What to produce -
Filter the entries and keep only the lines where the string "INFORMATION" appears.

[Excerpt from a dataset]
◇ ◇ ◇ ◇ ◇ ◇ ◇
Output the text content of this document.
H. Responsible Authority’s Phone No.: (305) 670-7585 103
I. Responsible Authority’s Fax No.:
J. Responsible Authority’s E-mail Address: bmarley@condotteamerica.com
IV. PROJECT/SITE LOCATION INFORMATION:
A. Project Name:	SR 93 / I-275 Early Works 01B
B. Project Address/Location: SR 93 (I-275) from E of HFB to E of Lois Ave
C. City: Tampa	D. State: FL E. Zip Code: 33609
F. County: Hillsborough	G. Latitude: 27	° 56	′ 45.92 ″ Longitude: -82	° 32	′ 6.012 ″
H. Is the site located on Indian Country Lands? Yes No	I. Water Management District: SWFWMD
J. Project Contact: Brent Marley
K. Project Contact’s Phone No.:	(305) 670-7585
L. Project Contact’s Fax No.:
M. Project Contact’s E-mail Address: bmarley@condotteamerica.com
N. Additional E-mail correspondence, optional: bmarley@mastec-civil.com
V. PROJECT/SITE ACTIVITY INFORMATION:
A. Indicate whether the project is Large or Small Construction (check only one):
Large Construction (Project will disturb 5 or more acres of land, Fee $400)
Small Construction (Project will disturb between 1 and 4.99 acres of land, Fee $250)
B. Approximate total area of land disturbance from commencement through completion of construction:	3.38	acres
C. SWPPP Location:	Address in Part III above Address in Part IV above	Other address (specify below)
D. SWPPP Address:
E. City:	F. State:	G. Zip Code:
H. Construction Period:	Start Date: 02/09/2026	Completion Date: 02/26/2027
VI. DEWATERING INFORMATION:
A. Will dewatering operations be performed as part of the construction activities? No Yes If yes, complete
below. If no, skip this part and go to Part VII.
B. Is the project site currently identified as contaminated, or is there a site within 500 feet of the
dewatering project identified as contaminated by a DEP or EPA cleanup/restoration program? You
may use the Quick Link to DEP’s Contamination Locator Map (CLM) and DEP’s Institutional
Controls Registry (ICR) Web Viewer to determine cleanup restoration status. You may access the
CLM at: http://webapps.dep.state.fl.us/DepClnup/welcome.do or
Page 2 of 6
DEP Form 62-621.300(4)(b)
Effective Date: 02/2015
◇ ◇ ◇ ◇ ◇ ◇ ◇
Finished task -
IV. PROJECT/SITE LOCATION INFORMATION:
V. PROJECT/SITE ACTIVITY INFORMATION:
VI. DEWATERING INFORMATION:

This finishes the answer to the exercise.